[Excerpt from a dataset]
══════════════════════════════
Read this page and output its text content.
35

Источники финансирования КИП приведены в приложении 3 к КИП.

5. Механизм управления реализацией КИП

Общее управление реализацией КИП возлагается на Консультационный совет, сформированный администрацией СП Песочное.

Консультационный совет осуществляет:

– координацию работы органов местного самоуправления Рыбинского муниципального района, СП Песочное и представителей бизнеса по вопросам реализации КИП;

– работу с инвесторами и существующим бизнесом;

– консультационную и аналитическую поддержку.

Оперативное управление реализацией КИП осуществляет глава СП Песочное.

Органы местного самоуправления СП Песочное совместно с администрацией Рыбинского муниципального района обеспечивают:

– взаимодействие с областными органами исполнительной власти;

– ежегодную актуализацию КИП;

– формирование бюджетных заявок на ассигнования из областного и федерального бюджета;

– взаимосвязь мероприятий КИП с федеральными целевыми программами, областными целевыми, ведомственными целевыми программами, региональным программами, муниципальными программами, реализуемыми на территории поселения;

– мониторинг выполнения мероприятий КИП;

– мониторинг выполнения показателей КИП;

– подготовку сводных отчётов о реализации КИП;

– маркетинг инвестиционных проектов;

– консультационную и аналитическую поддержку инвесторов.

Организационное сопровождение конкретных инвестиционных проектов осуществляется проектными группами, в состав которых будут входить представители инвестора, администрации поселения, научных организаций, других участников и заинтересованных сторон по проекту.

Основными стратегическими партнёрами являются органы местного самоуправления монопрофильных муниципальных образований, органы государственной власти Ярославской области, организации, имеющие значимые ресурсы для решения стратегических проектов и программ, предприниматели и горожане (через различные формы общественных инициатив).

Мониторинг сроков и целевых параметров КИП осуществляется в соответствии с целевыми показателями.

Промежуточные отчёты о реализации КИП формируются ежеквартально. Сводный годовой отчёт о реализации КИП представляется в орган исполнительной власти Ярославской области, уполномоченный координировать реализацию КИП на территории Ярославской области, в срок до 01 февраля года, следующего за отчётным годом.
══════════════════════════════
Repeat the records above in full, character for character.

> [The reply]:
Read this page and output its text content.
35

Источники финансирования КИП приведены в приложении 3 к КИП.

5. Механизм управления реализацией КИП

Общее управление реализацией КИП возлагается на Консультационный совет, сформированный администрацией СП Песочное.

Консультационный совет осуществляет:

– координацию работы органов местного самоуправления Рыбинского муниципального района, СП Песочное и представителей бизнеса по вопросам реализации КИП;

– работу с инвесторами и существующим бизнесом;

– консультационную и аналитическую поддержку.

Оперативное управление реализацией КИП осуществляет глава СП Песочное.

Органы местного самоуправления СП Песочное совместно с администрацией Рыбинского муниципального района обеспечивают:

– взаимодействие с областными органами исполнительной власти;

– ежегодную актуализацию КИП;

– формирование бюджетных заявок на ассигнования из областного и федерального бюджета;

– взаимосвязь мероприятий КИП с федеральными целевыми программами, областными целевыми, ведомственными целевыми программами, региональным программами, муниципальными программами, реализуемыми на территории поселения;

– мониторинг выполнения мероприятий КИП;

– мониторинг выполнения показателей КИП;

– подготовку сводных отчётов о реализации КИП;

– маркетинг инвестиционных проектов;

– консультационную и аналитическую поддержку инвесторов.

Организационное сопровождение конкретных инвестиционных проектов осуществляется проектными группами, в состав которых будут входить представители инвестора, администрации поселения, научных организаций, других участников и заинтересованных сторон по проекту.

Основными стратегическими партнёрами являются органы местного самоуправления монопрофильных муниципальных образований, органы государственной власти Ярославской области, организации, имеющие значимые ресурсы для решения стратегических проектов и программ, предприниматели и горожане (через различные формы общественных инициатив).

Мониторинг сроков и целевых параметров КИП осуществляется в соответствии с целевыми показателями.

Промежуточные отчёты о реализации КИП формируются ежеквартально. Сводный годовой отчёт о реализации КИП представляется в орган исполнительной власти Ярославской области, уполномоченный координировать реализацию КИП на территории Ярославской области, в срок до 01 февраля года, следующего за отчётным годом.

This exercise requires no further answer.